● **PAGE TEXT**:
-- Opening Marker --

The Tales series has a long, 20-something-year history of rich and engaging JRPG experiences with its fair share of highs and lows. One entry in particular, 2008’s Tales of Vesperia, can lay claim to both one of the highest and lowest points in the franchise. On the positive side it’s one of the most critically acclaimed and beloved Tales games, commonly ranked either just above or below the fantastic Tales of Symphonia as the best of the bunch. The bad news, though? While it launched worldwide on the Xbox 360 in its original form, an expanded and far superior version of the game was brought to the PlayStation 3 in Japan only, leaving Western fans feeling robbed of the full package. Fast forward just over 10 years and we have Tales of Vesperia Definitive Edition — a fully localised, Western re-release of the PS3 version of the game, along with an extra layer of HD polish and some bonus goodies.

-- Closing Marker --

Carry on the Tales of Vesperia text from where it stops.

(Collection entries)
-- Opening Marker --

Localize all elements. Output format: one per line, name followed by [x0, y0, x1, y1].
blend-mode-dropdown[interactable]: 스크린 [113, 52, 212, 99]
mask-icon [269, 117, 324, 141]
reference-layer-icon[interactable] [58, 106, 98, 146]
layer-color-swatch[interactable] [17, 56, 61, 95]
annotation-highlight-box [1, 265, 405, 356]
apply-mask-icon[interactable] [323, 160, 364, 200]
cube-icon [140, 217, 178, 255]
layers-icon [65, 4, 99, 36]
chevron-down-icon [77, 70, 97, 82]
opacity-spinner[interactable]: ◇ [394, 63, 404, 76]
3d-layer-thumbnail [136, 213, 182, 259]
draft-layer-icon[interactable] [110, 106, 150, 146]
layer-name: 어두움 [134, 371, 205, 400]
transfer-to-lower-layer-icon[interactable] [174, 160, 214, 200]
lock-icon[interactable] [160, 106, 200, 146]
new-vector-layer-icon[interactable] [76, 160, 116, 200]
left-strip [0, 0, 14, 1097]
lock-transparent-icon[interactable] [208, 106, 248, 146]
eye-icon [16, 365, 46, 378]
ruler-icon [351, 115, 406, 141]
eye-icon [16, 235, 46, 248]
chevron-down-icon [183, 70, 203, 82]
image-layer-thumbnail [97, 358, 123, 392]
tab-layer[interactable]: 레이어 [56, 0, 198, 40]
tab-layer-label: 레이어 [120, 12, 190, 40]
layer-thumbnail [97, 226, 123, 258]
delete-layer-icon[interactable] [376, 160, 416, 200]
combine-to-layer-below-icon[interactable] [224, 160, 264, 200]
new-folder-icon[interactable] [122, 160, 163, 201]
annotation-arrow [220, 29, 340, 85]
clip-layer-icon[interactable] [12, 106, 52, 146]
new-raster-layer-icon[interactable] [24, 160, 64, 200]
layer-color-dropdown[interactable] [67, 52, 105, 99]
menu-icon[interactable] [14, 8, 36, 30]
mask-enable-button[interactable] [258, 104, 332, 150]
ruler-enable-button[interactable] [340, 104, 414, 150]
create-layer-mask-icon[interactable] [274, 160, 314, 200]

-- Closing Marker --

● **ANSWER FOR THIS EXERCISE**:
Tales of Vesperia takes place in Terca Lumireis, a proto-typical JRPG world whose citizens entrust their safety and entire livelihoods to ancient, magical devices that they know almost nothing about (why does that happen so often?). The game follows the exploits of one Yuri Lowell; a rogueish, brooding, no-nonsense fella who once served in the Imperial Army before he was kicked out for being rogueish, brooding and no-nonsense. When a mysterious thief takes off with the core of a Blastia (those aforementioned ancient machines) important to his home district, Yuri sets off on a journey that quickly takes a sharp turn directly into save-the-world territory and nets him a ragtag group of pals along the way. Tropes be damned, the story in Vesperia is actually halfway decent for a game of a decade ago, and still holds up relatively well now. The characters, especially, feel nuanced and entertaining enough that any lean towards the stereotypical is quickly forgiven.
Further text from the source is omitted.